**Text section**
┌──

Metering and monitoring of tasks / events / transactions and restriction of access control once the purchased quota is exceeded. The ability to meter any new entity in the future if and when your business model changes.
Externalising the business rules and workflows out of your code base and representing them as meta data, so that you can customize them for each tenant group / tenant.
Query builder for creating custom reports that is aware of the tenant as well as custom fields added by specific tenants.
Tenant encapsulation and framework level connection string management such that your developers do not have to worry about tenant IDs while writing queries.
All these are based on our experience in building a general purpose multi-tenant framework that can be used for any domain or application. Unfortunately, you cannot use our framework as it is based on .NET
But the engineering needs of any multi-tenant SaaS product (new or migrated) are the same irrespective of the technology stack that you use.

└──

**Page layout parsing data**

┌──

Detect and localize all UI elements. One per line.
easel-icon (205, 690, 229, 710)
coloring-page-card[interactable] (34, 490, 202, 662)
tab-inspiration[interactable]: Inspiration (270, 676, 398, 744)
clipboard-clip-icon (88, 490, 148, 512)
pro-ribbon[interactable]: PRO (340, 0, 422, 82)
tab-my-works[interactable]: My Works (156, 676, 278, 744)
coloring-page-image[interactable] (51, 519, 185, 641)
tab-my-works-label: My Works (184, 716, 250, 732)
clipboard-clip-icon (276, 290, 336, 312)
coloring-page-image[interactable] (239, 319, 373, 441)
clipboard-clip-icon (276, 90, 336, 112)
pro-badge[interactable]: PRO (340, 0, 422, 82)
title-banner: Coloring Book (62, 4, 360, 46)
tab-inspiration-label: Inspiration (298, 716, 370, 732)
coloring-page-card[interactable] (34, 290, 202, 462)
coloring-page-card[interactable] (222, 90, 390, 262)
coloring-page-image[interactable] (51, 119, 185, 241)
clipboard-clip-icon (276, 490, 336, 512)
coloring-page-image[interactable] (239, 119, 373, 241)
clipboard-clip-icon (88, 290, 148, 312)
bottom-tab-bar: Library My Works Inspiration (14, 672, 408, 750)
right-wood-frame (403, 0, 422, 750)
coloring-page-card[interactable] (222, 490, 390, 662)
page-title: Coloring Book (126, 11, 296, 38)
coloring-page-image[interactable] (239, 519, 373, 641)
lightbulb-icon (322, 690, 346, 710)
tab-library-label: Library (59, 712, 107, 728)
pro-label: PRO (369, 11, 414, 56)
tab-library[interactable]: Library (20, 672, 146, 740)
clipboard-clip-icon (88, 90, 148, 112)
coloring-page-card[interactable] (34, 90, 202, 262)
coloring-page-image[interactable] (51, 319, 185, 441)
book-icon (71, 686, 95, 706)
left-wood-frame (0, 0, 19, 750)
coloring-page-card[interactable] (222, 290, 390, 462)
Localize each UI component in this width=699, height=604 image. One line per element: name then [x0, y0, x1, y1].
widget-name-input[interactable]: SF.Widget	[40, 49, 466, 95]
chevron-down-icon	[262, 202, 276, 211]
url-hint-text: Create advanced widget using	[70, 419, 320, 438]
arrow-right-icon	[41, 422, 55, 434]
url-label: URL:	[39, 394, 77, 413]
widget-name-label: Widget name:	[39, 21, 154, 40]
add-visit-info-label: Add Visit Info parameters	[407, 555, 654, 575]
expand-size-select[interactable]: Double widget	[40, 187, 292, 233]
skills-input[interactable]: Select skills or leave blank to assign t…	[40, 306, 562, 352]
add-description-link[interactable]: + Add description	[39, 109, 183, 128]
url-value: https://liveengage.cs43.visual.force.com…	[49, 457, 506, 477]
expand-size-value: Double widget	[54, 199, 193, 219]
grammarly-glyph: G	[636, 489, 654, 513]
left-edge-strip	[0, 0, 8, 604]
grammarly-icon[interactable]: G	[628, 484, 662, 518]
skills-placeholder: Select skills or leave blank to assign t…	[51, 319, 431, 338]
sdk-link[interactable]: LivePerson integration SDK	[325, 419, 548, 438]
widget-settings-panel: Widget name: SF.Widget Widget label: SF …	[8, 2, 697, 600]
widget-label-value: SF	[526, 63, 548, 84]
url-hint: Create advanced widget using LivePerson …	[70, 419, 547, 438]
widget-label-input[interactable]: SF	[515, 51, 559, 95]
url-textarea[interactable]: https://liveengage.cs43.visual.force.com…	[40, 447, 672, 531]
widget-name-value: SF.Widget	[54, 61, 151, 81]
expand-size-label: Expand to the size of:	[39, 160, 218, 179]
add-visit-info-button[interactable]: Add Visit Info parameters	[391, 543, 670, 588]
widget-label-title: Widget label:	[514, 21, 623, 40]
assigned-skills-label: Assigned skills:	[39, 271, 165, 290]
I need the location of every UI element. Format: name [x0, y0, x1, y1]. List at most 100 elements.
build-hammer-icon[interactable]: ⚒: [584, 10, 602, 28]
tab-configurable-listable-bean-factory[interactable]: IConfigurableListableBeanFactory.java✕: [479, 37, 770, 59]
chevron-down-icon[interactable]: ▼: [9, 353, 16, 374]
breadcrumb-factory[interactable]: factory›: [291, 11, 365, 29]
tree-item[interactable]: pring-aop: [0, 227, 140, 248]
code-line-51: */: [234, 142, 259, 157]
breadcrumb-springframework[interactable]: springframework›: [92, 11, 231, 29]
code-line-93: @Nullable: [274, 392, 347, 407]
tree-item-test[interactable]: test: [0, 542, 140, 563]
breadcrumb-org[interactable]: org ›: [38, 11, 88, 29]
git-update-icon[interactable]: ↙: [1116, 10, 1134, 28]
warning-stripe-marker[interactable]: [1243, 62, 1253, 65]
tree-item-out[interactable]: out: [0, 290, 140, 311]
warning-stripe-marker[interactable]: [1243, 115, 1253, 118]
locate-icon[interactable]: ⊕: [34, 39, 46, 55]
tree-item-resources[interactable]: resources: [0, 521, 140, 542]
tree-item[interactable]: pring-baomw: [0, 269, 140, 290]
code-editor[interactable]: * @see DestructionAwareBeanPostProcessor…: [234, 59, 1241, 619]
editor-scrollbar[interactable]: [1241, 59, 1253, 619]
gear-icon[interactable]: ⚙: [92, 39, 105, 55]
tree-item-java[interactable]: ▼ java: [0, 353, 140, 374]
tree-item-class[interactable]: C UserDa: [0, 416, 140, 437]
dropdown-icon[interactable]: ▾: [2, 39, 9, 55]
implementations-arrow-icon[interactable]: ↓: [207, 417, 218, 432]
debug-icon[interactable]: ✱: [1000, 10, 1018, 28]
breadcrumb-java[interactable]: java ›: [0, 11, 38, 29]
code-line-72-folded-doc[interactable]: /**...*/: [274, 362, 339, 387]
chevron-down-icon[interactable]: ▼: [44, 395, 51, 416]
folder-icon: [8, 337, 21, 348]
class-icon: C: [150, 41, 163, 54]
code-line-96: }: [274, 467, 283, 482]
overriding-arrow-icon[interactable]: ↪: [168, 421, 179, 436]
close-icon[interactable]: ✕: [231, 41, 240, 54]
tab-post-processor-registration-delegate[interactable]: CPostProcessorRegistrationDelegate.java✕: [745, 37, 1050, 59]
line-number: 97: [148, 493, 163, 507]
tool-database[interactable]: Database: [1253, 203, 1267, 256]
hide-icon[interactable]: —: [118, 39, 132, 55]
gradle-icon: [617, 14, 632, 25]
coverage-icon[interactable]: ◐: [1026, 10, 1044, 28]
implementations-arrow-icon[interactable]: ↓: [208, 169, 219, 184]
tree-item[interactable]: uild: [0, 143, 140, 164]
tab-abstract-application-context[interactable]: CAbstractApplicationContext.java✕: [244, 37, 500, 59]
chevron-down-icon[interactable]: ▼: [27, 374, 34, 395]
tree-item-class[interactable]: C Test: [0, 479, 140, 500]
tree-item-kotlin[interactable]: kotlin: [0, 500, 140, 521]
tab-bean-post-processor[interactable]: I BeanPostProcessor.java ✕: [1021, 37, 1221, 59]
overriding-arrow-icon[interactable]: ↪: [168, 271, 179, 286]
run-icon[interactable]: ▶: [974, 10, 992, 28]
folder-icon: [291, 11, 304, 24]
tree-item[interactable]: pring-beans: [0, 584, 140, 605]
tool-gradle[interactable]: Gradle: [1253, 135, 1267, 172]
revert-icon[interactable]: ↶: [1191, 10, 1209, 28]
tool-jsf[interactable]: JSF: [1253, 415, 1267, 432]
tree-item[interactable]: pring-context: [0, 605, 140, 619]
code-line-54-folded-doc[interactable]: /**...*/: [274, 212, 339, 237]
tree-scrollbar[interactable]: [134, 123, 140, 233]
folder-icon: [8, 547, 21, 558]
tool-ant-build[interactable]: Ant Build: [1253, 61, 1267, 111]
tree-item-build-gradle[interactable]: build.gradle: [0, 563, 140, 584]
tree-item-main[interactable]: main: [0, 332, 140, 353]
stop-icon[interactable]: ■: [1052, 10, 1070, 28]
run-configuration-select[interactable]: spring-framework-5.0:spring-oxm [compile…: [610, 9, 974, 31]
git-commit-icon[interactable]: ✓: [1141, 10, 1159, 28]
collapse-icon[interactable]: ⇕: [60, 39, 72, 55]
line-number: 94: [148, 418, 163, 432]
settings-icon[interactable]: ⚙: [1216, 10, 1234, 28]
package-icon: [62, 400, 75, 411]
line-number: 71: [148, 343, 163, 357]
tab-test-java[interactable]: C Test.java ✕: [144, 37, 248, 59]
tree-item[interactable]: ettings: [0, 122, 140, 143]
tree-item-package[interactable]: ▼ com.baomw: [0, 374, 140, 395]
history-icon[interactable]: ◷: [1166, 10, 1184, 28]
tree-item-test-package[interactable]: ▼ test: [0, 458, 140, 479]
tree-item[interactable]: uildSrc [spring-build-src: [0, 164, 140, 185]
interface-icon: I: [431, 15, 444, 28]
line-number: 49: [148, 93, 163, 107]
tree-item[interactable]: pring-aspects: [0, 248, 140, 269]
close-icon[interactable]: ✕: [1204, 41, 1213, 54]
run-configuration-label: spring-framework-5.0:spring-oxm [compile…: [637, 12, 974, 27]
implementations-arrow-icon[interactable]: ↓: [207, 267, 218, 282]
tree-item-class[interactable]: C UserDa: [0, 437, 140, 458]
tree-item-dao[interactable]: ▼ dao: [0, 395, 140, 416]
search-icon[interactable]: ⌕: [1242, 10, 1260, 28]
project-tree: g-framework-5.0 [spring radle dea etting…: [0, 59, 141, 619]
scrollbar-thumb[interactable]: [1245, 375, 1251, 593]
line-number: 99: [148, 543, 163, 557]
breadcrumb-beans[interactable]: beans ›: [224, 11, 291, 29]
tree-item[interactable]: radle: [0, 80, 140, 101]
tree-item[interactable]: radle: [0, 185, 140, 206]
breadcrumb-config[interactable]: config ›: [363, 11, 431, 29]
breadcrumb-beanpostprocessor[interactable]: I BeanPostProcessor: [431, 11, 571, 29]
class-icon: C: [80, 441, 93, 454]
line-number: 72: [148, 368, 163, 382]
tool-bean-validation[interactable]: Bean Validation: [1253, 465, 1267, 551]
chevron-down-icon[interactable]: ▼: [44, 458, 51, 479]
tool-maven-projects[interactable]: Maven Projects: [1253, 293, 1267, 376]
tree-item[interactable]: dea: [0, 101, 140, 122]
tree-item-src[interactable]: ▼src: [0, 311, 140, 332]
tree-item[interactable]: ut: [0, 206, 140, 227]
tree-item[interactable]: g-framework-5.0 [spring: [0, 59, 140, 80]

└──

**Work to complete**
In the multi-tenant SaaS text, what technology is the general-purpose framework based on? These lines have nothing to do with the text.

**Output**
It is based on .NET.